__Dataset records__
------------------------------------------------------------
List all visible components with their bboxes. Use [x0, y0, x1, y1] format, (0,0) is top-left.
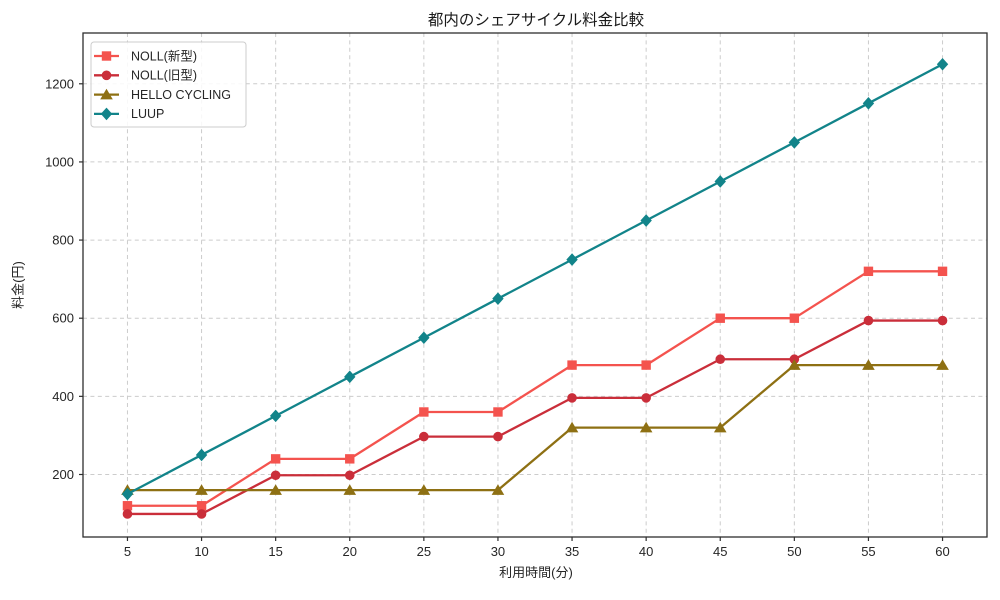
svg-text:NOLL(旧型): NOLL(旧型): [131, 69, 197, 83]
svg-text:1000: 1000: [45, 154, 74, 169]
svg-text:5: 5: [124, 544, 131, 559]
svg-text:60: 60: [935, 544, 949, 559]
x-axis-label: 利用時間(分): [499, 565, 573, 580]
svg-text:30: 30: [491, 544, 505, 559]
svg-text:40: 40: [639, 544, 653, 559]
legend-item-luup: LUUP: [94, 107, 164, 121]
svg-text:55: 55: [861, 544, 875, 559]
axis-ticks: [79, 83, 944, 541]
svg-text:600: 600: [52, 311, 74, 326]
svg-text:NOLL(新型): NOLL(新型): [131, 48, 197, 63]
svg-text:800: 800: [52, 233, 74, 248]
svg-text:10: 10: [194, 544, 208, 559]
legend-item-noll-old: NOLL(旧型): [94, 69, 197, 83]
svg-text:200: 200: [52, 467, 74, 482]
series-luup: [121, 57, 949, 501]
svg-text:HELLO CYCLING: HELLO CYCLING: [131, 88, 231, 102]
svg-text:25: 25: [417, 544, 431, 559]
svg-text:35: 35: [565, 544, 579, 559]
svg-text:45: 45: [713, 544, 727, 559]
svg-text:LUUP: LUUP: [131, 107, 164, 121]
legend-item-noll-new: NOLL(新型): [94, 48, 197, 63]
svg-text:50: 50: [787, 544, 801, 559]
plot-border: [82, 32, 988, 538]
chart-title: 都内のシェアサイクル料金比較: [427, 12, 645, 29]
legend: NOLL(新型) NOLL(旧型) HELLO CYCLING LUUP: [90, 41, 247, 128]
svg-text:20: 20: [343, 544, 357, 559]
series-hello-cycling: [121, 359, 949, 495]
svg-text:400: 400: [52, 389, 74, 404]
series-noll-old: [122, 315, 948, 519]
series-noll-new: [122, 266, 948, 511]
svg-text:1200: 1200: [45, 76, 74, 91]
svg-text:15: 15: [268, 544, 282, 559]
legend-item-hello-cycling: HELLO CYCLING: [94, 88, 231, 102]
y-axis-label: 料金(円): [10, 261, 26, 309]
grid-lines: [83, 33, 987, 537]
axis-tick-labels: 5 10 15 20 25 30 35 40 45 50 55 60 200 400 600 800 1000 1…: [45, 76, 950, 559]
------------------------------------------------------------
__THE PROBLEM__
Arrange every line of the items above into a Markdown table with the columns Number and Item line, numbering the rows and skipping blank lines. Leave the pictures out of the table.

__ANSWER TO THIS PROBLEM__
| Number | Item line |
|---|---|
| 1 | List all visible components with their bboxes. Use [x0, y0, x1, y1] format, (0,0) is top-left. |
| 2 | svg-text:NOLL(旧型): NOLL(旧型): [131, 69, 197, 83] |
| 3 | svg-text:1000: 1000: [45, 154, 74, 169] |
| 4 | svg-text:5: 5: [124, 544, 131, 559] |
| 5 | svg-text:60: 60: [935, 544, 949, 559] |
| 6 | x-axis-label: 利用時間(分): [499, 565, 573, 580] |
| 7 | svg-text:30: 30: [491, 544, 505, 559] |
| 8 | svg-text:40: 40: [639, 544, 653, 559] |
| 9 | legend-item-luup: LUUP: [94, 107, 164, 121] |
| 10 | svg-text:55: 55: [861, 544, 875, 559] |
| 11 | axis-ticks: [79, 83, 944, 541] |
| 12 | svg-text:600: 600: [52, 311, 74, 326] |
| 13 | svg-text:NOLL(新型): NOLL(新型): [131, 48, 197, 63] |
| 14 | svg-text:800: 800: [52, 233, 74, 248] |
| 15 | svg-text:10: 10: [194, 544, 208, 559] |
| 16 | legend-item-noll-old: NOLL(旧型): [94, 69, 197, 83] |
| 17 | svg-text:200: 200: [52, 467, 74, 482] |
| 18 | series-luup: [121, 57, 949, 501] |
| 19 | svg-text:HELLO CYCLING: HELLO CYCLING: [131, 88, 231, 102] |
| 20 | svg-text:25: 25: [417, 544, 431, 559] |
| 21 | svg-text:35: 35: [565, 544, 579, 559] |
| 22 | svg-text:45: 45: [713, 544, 727, 559] |
| 23 | svg-text:LUUP: LUUP: [131, 107, 164, 121] |
| 24 | legend-item-noll-new: NOLL(新型): [94, 48, 197, 63] |
| 25 | svg-text:50: 50: [787, 544, 801, 559] |
| 26 | plot-border: [82, 32, 988, 538] |
| 27 | chart-title: 都内のシェアサイクル料金比較: [427, 12, 645, 29] |
| 28 | legend: NOLL(新型) NOLL(旧型) HELLO CYCLING LUUP: [90, 41, 247, 128] |
| 29 | svg-text:20: 20: [343, 544, 357, 559] |
| 30 | series-hello-cycling: [121, 359, 949, 495] |
| 31 | svg-text:400: 400: [52, 389, 74, 404] |
| 32 | series-noll-old: [122, 315, 948, 519] |
| 33 | series-noll-new: [122, 266, 948, 511] |
| 34 | svg-text:1200: 1200: [45, 76, 74, 91] |
| 35 | svg-text:15: 15: [268, 544, 282, 559] |
| 36 | legend-item-hello-cycling: HELLO CYCLING: [94, 88, 231, 102] |
| 37 | y-axis-label: 料金(円): [10, 261, 26, 309] |
| 38 | grid-lines: [83, 33, 987, 537] |
| 39 | axis-tick-labels: 5 10 15 20 25 30 35 40 45 50 55 60 200 400 600 800 1000 1…: [45, 76, 950, 559] |